Prompt - Go through the material below and count the lines with the string "coin"; the number is the whole answer.

Collected data:
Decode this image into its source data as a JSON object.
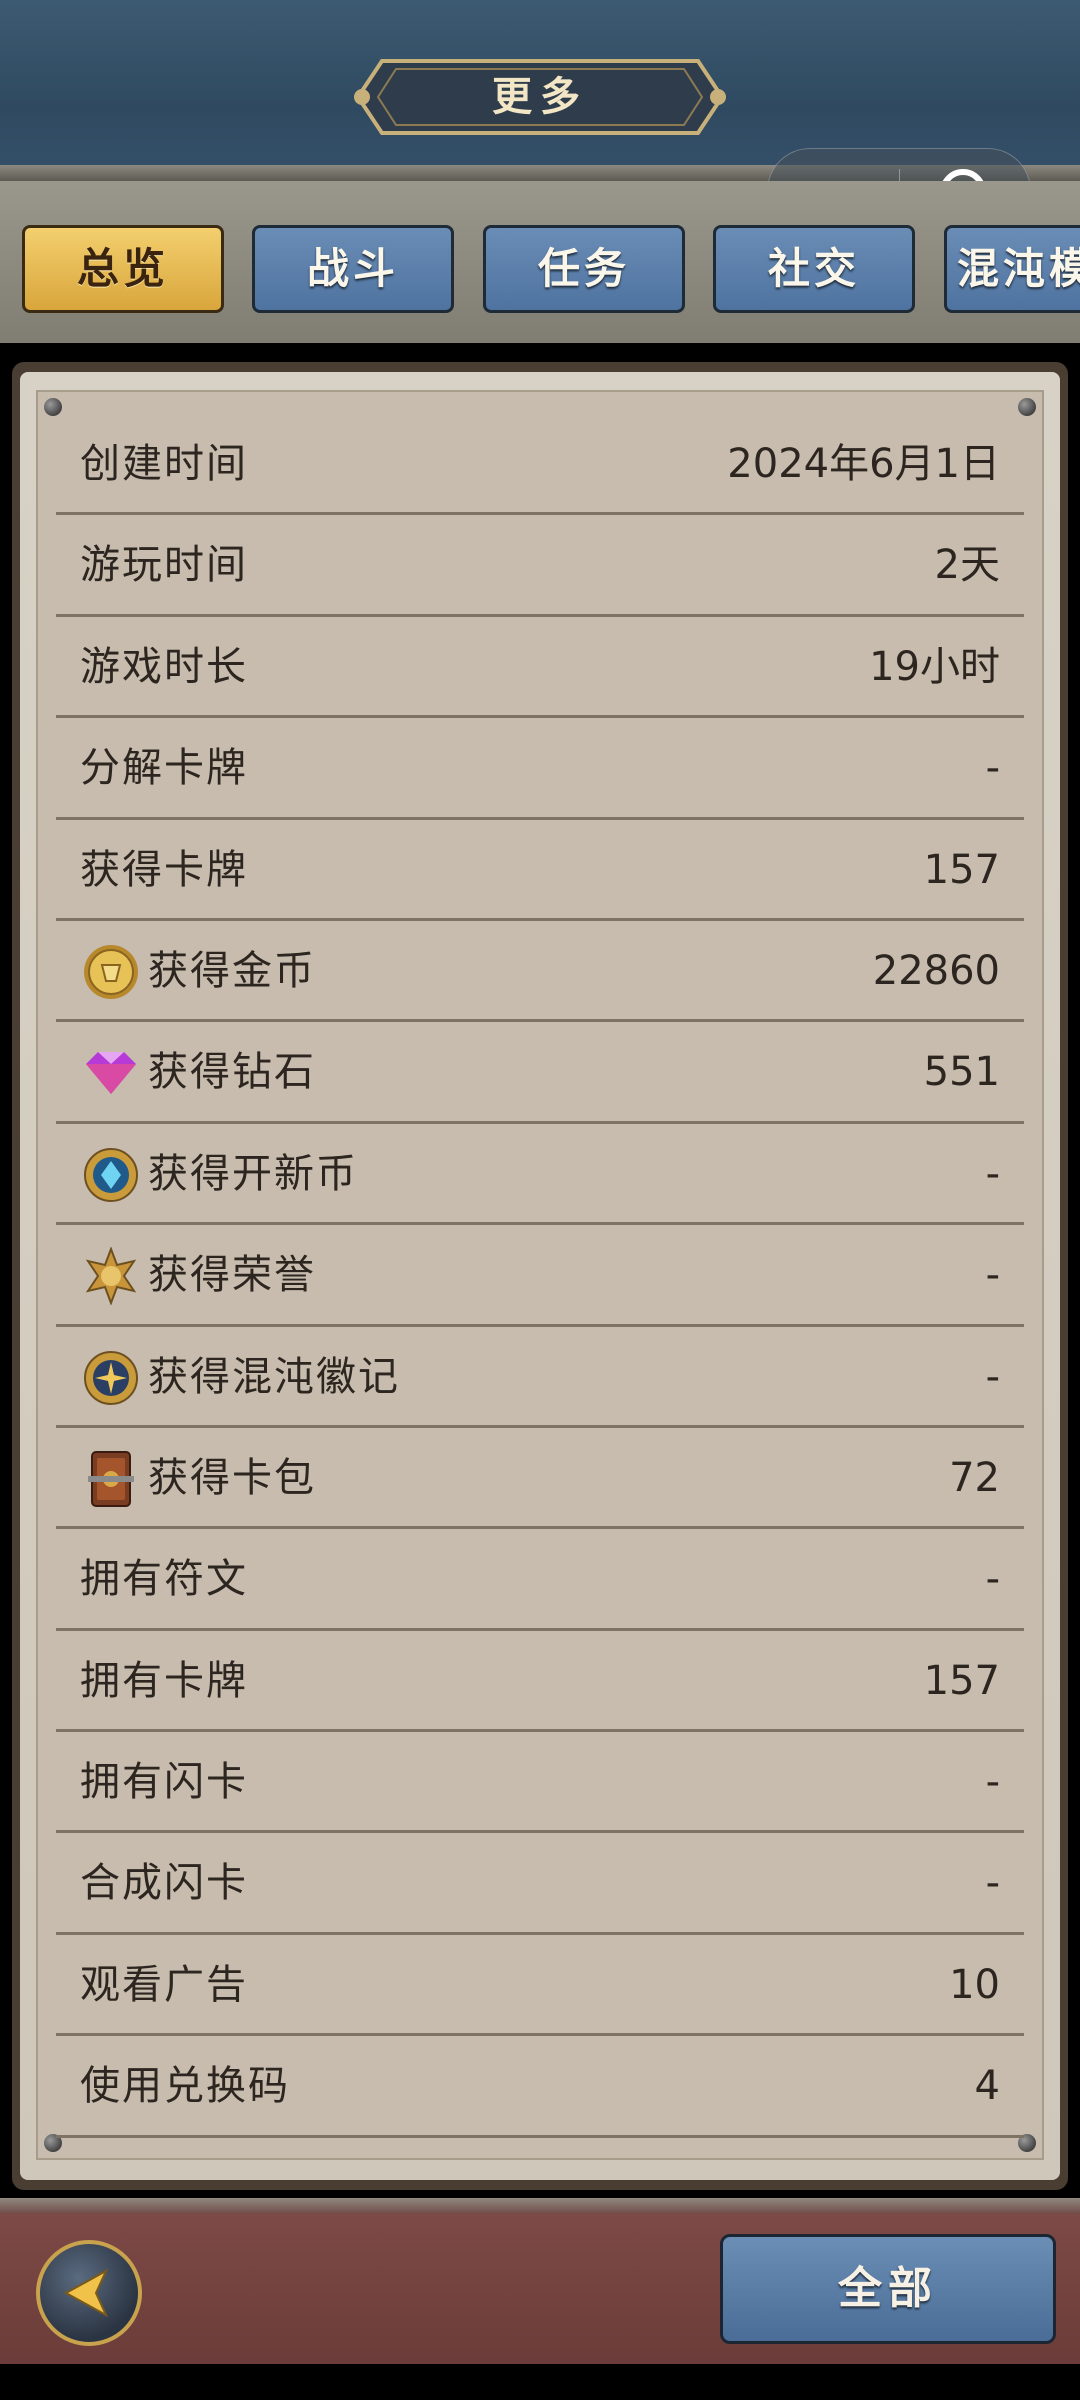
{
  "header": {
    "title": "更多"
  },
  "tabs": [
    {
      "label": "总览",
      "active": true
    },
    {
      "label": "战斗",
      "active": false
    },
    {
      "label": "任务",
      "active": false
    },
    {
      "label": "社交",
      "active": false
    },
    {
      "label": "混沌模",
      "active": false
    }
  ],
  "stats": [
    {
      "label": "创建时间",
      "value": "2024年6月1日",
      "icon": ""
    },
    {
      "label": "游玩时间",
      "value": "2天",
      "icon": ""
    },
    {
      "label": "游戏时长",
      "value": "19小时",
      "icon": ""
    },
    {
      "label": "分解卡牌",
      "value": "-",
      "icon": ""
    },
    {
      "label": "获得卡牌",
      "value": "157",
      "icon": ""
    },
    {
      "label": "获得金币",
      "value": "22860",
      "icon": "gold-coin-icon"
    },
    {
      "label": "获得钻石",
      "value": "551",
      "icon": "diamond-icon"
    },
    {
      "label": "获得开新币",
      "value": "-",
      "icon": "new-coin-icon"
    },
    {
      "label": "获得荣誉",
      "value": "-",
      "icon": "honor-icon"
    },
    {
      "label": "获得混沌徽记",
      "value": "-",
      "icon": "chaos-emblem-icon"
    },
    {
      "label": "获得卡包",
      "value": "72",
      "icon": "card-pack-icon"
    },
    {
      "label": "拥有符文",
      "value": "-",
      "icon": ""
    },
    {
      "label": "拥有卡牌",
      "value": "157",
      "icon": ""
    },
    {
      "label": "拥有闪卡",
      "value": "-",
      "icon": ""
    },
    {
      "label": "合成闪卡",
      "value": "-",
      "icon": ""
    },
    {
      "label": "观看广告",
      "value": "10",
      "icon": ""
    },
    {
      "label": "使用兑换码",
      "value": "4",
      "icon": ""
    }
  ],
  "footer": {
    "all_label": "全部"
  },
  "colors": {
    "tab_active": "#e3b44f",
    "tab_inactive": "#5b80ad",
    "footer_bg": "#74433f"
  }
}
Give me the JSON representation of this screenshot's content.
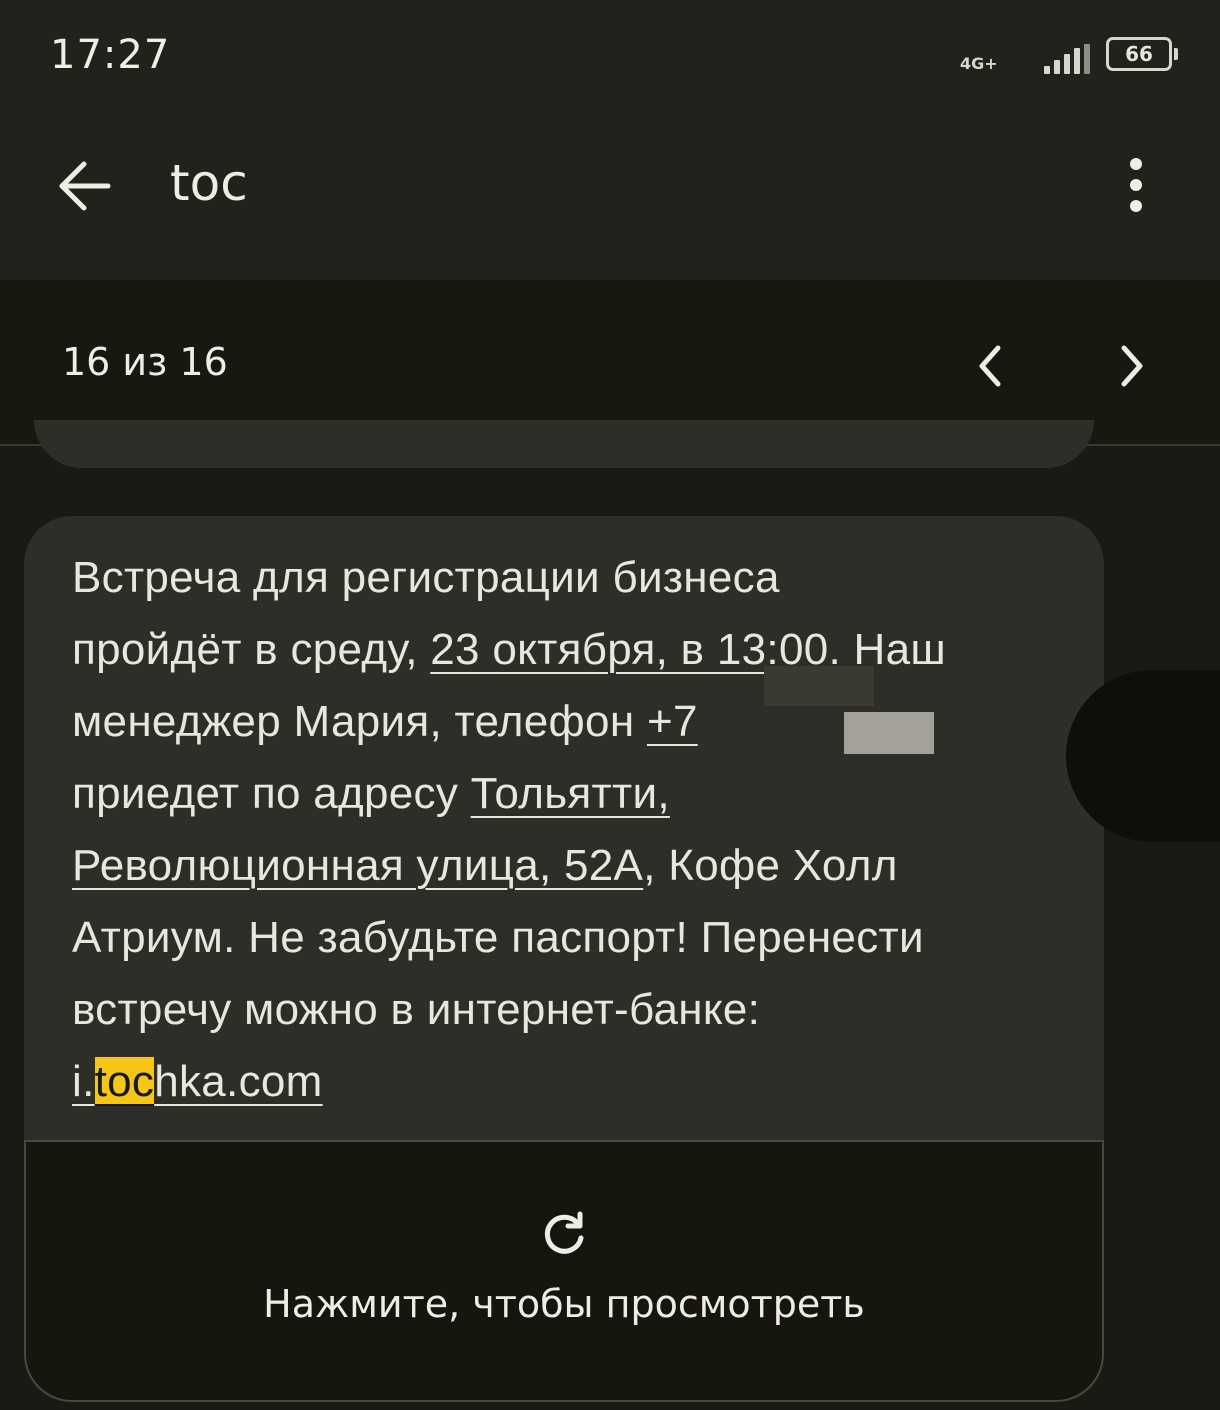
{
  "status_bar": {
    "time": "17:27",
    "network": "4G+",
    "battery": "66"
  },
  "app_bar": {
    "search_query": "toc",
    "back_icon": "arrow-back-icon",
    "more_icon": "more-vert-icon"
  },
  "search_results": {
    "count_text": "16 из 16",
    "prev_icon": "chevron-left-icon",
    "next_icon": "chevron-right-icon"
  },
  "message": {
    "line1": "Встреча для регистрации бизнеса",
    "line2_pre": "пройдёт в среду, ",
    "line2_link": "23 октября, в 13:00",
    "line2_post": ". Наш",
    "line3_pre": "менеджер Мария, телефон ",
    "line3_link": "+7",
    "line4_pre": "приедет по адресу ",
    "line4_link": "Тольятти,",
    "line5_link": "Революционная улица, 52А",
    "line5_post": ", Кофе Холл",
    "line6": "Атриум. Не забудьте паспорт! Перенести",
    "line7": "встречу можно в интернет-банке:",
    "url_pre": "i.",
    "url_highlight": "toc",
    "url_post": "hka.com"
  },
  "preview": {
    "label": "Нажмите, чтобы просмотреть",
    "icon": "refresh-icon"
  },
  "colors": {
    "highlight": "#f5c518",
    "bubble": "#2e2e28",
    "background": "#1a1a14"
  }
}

Expected answer - 2